— PROBLEM TO SOLVE —
Print out every line, exactly as written.

— ENTRIES —

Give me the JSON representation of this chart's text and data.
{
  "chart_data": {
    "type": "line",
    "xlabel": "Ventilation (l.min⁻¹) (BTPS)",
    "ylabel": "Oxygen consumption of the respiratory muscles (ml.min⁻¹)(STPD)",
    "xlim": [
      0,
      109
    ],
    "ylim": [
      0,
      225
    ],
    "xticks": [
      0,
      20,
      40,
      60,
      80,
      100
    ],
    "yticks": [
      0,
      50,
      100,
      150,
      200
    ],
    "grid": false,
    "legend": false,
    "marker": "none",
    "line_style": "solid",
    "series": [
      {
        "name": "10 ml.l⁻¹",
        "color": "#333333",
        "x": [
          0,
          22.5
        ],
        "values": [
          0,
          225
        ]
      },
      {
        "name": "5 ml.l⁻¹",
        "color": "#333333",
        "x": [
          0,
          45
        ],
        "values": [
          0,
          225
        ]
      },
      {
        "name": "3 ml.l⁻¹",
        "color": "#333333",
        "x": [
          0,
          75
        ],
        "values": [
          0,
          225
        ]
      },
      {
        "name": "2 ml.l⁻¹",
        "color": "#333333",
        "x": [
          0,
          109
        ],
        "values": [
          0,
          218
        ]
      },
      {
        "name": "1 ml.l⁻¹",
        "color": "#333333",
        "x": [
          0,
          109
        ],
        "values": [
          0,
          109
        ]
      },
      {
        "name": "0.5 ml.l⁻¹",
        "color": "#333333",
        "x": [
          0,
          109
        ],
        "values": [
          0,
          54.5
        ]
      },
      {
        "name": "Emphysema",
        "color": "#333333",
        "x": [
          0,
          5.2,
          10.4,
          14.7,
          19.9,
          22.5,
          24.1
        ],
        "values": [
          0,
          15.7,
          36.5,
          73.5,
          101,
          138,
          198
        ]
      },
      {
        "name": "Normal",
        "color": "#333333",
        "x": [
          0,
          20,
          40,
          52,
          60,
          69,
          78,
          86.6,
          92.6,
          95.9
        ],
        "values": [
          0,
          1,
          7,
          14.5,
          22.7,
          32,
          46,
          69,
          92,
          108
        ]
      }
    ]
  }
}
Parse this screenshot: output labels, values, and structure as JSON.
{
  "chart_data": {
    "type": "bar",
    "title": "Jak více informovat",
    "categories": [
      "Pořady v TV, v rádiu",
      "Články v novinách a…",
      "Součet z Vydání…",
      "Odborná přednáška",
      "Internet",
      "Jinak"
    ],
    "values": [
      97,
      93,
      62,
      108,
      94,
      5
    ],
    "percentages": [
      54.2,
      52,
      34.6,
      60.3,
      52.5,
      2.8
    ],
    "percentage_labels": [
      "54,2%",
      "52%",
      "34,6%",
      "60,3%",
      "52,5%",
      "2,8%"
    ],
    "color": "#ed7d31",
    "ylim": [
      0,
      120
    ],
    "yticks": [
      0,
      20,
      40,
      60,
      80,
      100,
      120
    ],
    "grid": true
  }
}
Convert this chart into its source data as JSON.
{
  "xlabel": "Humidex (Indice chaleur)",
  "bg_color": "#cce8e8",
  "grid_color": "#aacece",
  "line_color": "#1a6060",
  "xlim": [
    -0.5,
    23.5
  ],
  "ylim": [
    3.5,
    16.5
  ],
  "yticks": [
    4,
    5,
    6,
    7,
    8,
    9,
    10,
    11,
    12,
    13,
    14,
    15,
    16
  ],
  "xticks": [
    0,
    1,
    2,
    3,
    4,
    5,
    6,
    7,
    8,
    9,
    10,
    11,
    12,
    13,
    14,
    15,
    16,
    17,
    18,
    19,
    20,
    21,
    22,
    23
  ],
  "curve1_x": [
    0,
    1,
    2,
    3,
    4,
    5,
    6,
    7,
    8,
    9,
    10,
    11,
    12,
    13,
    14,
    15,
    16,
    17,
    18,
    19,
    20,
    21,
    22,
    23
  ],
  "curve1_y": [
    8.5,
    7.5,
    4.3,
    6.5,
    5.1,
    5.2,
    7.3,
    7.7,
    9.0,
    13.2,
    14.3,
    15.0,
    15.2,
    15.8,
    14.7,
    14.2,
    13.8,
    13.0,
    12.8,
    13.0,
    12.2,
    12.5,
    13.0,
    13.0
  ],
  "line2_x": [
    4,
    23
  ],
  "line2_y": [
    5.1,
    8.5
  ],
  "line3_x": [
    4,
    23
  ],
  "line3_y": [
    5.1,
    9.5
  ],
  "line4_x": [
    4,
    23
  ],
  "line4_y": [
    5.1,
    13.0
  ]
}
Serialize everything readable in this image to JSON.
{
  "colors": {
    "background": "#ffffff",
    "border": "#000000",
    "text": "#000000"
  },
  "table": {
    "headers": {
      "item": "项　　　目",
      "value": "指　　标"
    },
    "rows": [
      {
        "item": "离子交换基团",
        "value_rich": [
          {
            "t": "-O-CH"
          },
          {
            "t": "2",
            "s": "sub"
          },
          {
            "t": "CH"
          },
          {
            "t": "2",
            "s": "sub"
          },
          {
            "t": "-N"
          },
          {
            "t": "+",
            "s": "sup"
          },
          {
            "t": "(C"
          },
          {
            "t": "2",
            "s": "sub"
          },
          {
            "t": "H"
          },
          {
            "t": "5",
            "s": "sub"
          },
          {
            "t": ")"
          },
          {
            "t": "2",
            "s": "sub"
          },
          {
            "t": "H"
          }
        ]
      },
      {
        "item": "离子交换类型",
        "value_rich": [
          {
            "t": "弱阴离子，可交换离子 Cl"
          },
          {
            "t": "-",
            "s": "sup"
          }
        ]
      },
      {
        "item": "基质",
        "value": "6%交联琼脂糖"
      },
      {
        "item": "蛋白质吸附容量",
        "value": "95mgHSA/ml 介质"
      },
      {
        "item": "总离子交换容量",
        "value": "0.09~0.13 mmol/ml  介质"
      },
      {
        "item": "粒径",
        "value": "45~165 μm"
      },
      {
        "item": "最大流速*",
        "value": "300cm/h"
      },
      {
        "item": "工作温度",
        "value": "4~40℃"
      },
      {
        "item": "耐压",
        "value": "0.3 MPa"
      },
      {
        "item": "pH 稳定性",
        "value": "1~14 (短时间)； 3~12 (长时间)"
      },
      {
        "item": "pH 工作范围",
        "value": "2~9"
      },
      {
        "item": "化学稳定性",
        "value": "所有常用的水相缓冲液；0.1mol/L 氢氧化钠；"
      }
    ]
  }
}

— RESPONSE FOR THIS EXERCISE —
Give me the JSON representation of this chart's text and data.
{
  "chart_data": {
    "type": "line",
    "xlabel": "Ventilation (l.min⁻¹) (BTPS)",
    "ylabel": "Oxygen consumption of the respiratory muscles (ml.min⁻¹)(STPD)",
    "xlim": [
      0,
      109
    ],
    "ylim": [
      0,
      225
    ],
    "xticks": [
      0,
      20,
      40,
      60,
      80,
      100
    ],
    "yticks": [
      0,
      50,
      100,
      150,
      200
    ],
    "grid": false,
    "legend": false,
    "marker": "none",
    "line_style": "solid",
    "series": [
      {
        "name": "10 ml.l⁻¹",
        "color": "#333333",
        "x": [
          0,
          22.5
        ],
        "values": [
          0,
          225
        ]
      },
      {
        "name": "5 ml.l⁻¹",
        "color": "#333333",
        "x": [
          0,
          45
        ],
        "values": [
          0,
          225
        ]
      },
      {
        "name": "3 ml.l⁻¹",
        "color": "#333333",
        "x": [
          0,
          75
        ],
        "values": [
          0,
          225
        ]
      },
      {
        "name": "2 ml.l⁻¹",
        "color": "#333333",
        "x": [
          0,
          109
        ],
        "values": [
          0,
          218
        ]
      },
      {
        "name": "1 ml.l⁻¹",
        "color": "#333333",
        "x": [
          0,
          109
        ],
        "values": [
          0,
          109
        ]
      },
      {
        "name": "0.5 ml.l⁻¹",
        "color": "#333333",
        "x": [
          0,
          109
        ],
        "values": [
          0,
          54.5
        ]
      },
      {
        "name": "Emphysema",
        "color": "#333333",
        "x": [
          0,
          5.2,
          10.4,
          14.7,
          19.9,
          22.5,
          24.1
        ],
        "values": [
          0,
          15.7,
          36.5,
          73.5,
          101,
          138,
          198
        ]
      },
      {
        "name": "Normal",
        "color": "#333333",
        "x": [
          0,
          20,
          40,
          52,
          60,
          69,
          78,
          86.6,
          92.6,
          95.9
        ],
        "values": [
          0,
          1,
          7,
          14.5,
          22.7,
          32,
          46,
          69,
          92,
          108
        ]
      }
    ]
  }
}
Parse this screenshot: output labels, values, and structure as JSON.
{
  "chart_data": {
    "type": "bar",
    "title": "Jak více informovat",
    "categories": [
      "Pořady v TV, v rádiu",
      "Články v novinách a…",
      "Součet z Vydání…",
      "Odborná přednáška",
      "Internet",
      "Jinak"
    ],
    "values": [
      97,
      93,
      62,
      108,
      94,
      5
    ],
    "percentages": [
      54.2,
      52,
      34.6,
      60.3,
      52.5,
      2.8
    ],
    "percentage_labels": [
      "54,2%",
      "52%",
      "34,6%",
      "60,3%",
      "52,5%",
      "2,8%"
    ],
    "color": "#ed7d31",
    "ylim": [
      0,
      120
    ],
    "yticks": [
      0,
      20,
      40,
      60,
      80,
      100,
      120
    ],
    "grid": true
  }
}
Convert this chart into its source data as JSON.
{
  "xlabel": "Humidex (Indice chaleur)",
  "bg_color": "#cce8e8",
  "grid_color": "#aacece",
  "line_color": "#1a6060",
  "xlim": [
    -0.5,
    23.5
  ],
  "ylim": [
    3.5,
    16.5
  ],
  "yticks": [
    4,
    5,
    6,
    7,
    8,
    9,
    10,
    11,
    12,
    13,
    14,
    15,
    16
  ],
  "xticks": [
    0,
    1,
    2,
    3,
    4,
    5,
    6,
    7,
    8,
    9,
    10,
    11,
    12,
    13,
    14,
    15,
    16,
    17,
    18,
    19,
    20,
    21,
    22,
    23
  ],
  "curve1_x": [
    0,
    1,
    2,
    3,
    4,
    5,
    6,
    7,
    8,
    9,
    10,
    11,
    12,
    13,
    14,
    15,
    16,
    17,
    18,
    19,
    20,
    21,
    22,
    23
  ],
  "curve1_y": [
    8.5,
    7.5,
    4.3,
    6.5,
    5.1,
    5.2,
    7.3,
    7.7,
    9.0,
    13.2,
    14.3,
    15.0,
    15.2,
    15.8,
    14.7,
    14.2,
    13.8,
    13.0,
    12.8,
    13.0,
    12.2,
    12.5,
    13.0,
    13.0
  ],
  "line2_x": [
    4,
    23
  ],
  "line2_y": [
    5.1,
    8.5
  ],
  "line3_x": [
    4,
    23
  ],
  "line3_y": [
    5.1,
    9.5
  ],
  "line4_x": [
    4,
    23
  ],
  "line4_y": [
    5.1,
    13.0
  ]
}
Serialize everything readable in this image to JSON.
{
  "colors": {
    "background": "#ffffff",
    "border": "#000000",
    "text": "#000000"
  },
  "table": {
    "headers": {
      "item": "项　　　目",
      "value": "指　　标"
    },
    "rows": [
      {
        "item": "离子交换基团",
        "value_rich": [
          {
            "t": "-O-CH"
          },
          {
            "t": "2",
            "s": "sub"
          },
          {
            "t": "CH"
          },
          {
            "t": "2",
            "s": "sub"
          },
          {
            "t": "-N"
          },
          {
            "t": "+",
            "s": "sup"
          },
          {
            "t": "(C"
          },
          {
            "t": "2",
            "s": "sub"
          },
          {
            "t": "H"
          },
          {
            "t": "5",
            "s": "sub"
          },
          {
            "t": ")"
          },
          {
            "t": "2",
            "s": "sub"
          },
          {
            "t": "H"
          }
        ]
      },
      {
        "item": "离子交换类型",
        "value_rich": [
          {
            "t": "弱阴离子，可交换离子 Cl"
          },
          {
            "t": "-",
            "s": "sup"
          }
        ]
      },
      {
        "item": "基质",
        "value": "6%交联琼脂糖"
      },
      {
        "item": "蛋白质吸附容量",
        "value": "95mgHSA/ml 介质"
      },
      {
        "item": "总离子交换容量",
        "value": "0.09~0.13 mmol/ml  介质"
      },
      {
        "item": "粒径",
        "value": "45~165 μm"
      },
      {
        "item": "最大流速*",
        "value": "300cm/h"
      },
      {
        "item": "工作温度",
        "value": "4~40℃"
      },
      {
        "item": "耐压",
        "value": "0.3 MPa"
      },
      {
        "item": "pH 稳定性",
        "value": "1~14 (短时间)； 3~12 (长时间)"
      },
      {
        "item": "pH 工作范围",
        "value": "2~9"
      },
      {
        "item": "化学稳定性",
        "value": "所有常用的水相缓冲液；0.1mol/L 氢氧化钠；"
      }
    ]
  }
}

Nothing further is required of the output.